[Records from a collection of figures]
************

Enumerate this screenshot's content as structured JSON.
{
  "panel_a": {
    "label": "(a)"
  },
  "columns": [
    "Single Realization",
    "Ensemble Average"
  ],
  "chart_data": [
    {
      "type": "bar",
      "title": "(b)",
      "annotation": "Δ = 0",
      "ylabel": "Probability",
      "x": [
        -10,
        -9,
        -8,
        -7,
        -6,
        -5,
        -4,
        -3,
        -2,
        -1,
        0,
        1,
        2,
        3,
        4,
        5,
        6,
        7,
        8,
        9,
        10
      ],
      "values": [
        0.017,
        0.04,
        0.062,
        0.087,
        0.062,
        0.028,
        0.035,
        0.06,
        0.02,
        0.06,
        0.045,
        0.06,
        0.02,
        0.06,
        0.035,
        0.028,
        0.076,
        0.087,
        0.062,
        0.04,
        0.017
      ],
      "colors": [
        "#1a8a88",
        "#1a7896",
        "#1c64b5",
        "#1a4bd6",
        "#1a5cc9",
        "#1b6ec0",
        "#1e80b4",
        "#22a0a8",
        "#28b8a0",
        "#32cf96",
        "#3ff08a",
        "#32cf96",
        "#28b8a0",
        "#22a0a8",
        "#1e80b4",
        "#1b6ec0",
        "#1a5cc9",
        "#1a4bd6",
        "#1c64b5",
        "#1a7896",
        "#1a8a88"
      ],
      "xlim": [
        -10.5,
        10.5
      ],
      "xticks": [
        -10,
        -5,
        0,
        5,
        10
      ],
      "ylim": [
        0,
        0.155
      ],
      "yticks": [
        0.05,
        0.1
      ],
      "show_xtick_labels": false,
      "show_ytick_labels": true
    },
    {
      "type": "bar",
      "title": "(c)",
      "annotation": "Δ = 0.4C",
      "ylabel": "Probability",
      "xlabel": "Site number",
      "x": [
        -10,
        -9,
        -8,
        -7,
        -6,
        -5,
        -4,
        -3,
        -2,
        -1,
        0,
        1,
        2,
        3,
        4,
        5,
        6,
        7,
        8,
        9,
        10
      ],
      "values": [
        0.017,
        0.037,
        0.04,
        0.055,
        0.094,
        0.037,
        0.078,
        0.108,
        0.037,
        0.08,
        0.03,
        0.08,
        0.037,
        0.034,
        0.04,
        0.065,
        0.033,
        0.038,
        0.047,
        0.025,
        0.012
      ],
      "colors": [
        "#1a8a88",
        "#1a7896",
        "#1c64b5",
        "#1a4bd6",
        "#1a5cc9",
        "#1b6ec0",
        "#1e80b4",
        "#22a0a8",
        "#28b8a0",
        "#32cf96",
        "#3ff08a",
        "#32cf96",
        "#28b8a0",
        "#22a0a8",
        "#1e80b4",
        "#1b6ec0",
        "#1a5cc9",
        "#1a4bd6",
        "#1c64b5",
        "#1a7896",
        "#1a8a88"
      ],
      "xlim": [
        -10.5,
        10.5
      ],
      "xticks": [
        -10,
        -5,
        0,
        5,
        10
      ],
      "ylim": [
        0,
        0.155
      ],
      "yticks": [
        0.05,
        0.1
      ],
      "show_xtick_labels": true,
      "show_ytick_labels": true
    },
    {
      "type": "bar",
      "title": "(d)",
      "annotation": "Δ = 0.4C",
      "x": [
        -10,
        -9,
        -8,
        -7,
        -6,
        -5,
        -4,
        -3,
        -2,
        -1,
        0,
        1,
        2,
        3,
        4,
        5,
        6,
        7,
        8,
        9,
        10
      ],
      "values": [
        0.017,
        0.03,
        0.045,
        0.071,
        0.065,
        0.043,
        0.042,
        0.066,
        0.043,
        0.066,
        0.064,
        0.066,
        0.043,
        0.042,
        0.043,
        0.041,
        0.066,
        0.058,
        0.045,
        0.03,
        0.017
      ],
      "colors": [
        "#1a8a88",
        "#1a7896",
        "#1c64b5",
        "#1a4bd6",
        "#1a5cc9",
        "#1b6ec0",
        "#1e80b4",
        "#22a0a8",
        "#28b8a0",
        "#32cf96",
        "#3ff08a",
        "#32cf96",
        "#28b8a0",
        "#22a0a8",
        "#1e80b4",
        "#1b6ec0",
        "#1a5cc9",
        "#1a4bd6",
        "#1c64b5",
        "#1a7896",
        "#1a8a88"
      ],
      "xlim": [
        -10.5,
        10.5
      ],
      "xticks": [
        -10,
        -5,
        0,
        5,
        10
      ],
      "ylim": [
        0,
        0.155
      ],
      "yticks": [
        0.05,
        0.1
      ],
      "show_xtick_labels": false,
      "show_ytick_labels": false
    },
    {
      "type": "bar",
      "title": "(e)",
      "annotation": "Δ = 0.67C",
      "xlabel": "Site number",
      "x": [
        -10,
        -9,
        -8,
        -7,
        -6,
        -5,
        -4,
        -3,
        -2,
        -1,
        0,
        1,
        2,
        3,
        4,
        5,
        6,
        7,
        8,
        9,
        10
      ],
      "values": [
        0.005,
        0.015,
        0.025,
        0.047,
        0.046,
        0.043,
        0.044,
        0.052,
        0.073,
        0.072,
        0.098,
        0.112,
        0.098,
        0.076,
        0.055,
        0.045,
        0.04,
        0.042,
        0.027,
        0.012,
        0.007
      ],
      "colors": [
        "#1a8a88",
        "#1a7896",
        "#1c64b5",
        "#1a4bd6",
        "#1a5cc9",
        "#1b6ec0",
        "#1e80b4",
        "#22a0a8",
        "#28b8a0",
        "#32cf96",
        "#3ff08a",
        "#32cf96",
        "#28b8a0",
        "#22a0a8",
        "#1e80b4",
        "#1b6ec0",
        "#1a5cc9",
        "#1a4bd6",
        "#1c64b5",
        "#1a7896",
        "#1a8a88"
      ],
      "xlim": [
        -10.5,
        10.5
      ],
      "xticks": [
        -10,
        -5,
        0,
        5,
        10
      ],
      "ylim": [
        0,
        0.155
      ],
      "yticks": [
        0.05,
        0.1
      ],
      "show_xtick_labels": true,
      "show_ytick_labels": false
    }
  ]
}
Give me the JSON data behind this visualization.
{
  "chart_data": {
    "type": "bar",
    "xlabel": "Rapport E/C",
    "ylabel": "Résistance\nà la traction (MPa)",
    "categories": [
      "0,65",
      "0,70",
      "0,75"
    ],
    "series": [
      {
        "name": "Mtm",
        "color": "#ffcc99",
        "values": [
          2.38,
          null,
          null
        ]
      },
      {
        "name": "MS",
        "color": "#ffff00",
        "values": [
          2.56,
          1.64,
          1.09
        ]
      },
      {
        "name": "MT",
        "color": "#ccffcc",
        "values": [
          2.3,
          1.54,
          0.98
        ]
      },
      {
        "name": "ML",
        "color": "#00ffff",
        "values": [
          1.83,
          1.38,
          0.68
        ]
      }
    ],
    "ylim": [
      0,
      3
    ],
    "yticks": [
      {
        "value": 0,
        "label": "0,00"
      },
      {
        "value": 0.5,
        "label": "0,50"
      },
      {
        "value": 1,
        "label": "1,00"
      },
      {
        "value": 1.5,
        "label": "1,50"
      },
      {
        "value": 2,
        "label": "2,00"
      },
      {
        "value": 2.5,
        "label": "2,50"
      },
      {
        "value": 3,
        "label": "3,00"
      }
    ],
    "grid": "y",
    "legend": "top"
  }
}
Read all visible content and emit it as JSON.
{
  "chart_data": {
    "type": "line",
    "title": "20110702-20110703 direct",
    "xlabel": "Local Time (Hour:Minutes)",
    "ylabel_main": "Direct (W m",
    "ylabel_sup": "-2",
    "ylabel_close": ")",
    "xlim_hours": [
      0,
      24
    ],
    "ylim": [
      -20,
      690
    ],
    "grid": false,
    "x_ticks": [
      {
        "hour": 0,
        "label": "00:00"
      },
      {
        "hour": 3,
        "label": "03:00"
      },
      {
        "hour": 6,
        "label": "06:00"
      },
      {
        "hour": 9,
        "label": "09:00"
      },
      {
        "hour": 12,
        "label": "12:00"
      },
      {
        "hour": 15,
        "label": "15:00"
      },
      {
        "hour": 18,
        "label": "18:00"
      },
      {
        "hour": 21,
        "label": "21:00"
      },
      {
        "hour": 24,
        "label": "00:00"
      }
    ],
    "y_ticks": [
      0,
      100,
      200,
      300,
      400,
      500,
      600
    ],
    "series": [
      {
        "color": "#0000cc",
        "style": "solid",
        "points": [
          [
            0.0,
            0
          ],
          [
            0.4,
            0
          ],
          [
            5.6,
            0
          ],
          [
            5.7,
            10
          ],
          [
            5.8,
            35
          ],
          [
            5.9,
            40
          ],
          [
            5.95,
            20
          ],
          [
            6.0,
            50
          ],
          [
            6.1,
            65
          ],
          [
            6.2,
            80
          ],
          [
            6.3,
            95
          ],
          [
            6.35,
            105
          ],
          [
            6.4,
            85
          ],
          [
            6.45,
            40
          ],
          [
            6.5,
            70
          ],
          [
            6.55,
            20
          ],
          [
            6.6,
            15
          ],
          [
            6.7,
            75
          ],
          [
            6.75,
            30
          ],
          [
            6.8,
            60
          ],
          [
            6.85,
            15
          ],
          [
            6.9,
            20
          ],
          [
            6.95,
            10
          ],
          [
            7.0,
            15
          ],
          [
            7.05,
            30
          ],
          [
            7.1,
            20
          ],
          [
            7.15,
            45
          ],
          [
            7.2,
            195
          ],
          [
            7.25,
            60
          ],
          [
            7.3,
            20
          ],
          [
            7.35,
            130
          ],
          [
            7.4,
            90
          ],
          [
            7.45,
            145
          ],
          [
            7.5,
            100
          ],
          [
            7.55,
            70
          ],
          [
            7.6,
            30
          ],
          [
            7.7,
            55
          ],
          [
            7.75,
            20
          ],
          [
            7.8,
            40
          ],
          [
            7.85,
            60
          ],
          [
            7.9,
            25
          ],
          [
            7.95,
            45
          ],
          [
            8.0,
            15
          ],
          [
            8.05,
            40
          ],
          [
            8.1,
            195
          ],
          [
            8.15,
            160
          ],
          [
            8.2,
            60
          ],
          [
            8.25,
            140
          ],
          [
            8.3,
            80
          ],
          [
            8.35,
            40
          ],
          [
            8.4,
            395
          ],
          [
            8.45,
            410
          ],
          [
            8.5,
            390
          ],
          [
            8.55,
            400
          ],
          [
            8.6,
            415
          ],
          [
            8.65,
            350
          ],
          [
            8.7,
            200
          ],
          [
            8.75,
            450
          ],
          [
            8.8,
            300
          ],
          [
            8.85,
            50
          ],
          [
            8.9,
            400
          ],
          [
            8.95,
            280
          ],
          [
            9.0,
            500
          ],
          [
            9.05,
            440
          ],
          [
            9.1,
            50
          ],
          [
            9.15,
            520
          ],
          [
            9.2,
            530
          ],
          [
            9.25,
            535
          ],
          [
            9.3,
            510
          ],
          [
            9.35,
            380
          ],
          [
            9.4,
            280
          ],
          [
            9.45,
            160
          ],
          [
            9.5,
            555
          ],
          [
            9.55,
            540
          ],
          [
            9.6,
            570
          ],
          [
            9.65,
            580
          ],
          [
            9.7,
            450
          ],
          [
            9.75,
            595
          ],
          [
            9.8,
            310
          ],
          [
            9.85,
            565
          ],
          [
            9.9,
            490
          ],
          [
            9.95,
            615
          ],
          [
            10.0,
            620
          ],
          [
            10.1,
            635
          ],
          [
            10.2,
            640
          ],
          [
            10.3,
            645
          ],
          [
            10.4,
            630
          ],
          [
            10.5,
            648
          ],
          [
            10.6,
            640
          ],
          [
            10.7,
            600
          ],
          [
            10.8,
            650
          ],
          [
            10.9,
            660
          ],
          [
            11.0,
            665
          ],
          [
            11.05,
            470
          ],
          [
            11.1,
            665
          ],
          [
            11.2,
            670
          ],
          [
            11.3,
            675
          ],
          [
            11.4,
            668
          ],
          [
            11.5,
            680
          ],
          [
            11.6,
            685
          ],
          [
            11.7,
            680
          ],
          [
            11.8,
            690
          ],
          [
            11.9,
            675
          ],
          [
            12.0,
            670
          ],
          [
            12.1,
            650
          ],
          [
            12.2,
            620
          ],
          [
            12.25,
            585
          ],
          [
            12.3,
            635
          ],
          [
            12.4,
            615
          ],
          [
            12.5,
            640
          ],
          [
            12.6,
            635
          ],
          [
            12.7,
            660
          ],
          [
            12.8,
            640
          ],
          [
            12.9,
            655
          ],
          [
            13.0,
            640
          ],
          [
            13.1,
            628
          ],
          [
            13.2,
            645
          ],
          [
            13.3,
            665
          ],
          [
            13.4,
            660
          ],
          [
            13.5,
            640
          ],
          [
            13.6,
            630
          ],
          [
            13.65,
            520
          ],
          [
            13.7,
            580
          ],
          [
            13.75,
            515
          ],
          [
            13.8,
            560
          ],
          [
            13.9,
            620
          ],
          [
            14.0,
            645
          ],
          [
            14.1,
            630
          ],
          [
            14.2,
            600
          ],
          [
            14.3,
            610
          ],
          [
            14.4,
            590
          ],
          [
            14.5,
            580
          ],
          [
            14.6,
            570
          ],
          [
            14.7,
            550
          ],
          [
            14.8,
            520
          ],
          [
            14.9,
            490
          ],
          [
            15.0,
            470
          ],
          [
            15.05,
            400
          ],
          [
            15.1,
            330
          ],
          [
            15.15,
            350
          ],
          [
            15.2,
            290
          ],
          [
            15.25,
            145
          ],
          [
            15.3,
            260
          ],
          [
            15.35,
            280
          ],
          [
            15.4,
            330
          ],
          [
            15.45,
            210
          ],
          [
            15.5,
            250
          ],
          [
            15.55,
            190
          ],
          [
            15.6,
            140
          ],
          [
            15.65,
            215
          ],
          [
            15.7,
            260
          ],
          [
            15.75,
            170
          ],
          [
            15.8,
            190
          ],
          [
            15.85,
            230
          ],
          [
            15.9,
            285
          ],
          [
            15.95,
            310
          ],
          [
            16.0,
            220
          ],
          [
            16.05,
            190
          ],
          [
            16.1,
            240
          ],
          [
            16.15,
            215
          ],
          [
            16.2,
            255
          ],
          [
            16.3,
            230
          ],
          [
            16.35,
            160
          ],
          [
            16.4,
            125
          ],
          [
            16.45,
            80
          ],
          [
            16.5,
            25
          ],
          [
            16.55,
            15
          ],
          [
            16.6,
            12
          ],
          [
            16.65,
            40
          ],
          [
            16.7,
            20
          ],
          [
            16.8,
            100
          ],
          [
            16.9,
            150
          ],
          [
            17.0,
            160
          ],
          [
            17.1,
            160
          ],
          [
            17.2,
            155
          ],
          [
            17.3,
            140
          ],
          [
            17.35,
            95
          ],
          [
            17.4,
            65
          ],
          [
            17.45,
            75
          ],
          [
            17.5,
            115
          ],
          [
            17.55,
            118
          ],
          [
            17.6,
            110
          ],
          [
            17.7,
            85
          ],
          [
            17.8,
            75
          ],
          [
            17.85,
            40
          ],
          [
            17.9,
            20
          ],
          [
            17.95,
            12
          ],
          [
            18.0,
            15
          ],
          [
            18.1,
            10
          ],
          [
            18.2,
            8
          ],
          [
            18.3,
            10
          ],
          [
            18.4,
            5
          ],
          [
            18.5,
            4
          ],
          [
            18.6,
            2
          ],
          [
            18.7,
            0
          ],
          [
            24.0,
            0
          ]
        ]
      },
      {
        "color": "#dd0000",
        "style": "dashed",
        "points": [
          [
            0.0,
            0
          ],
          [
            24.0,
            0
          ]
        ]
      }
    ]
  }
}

************

## Brief
Go through the records above and copy every line with the word "title".

## Result for this task
      "title": "(b)",
      "title": "(c)",
      "title": "(d)",
      "title": "(e)",
    "title": "20110702-20110703 direct",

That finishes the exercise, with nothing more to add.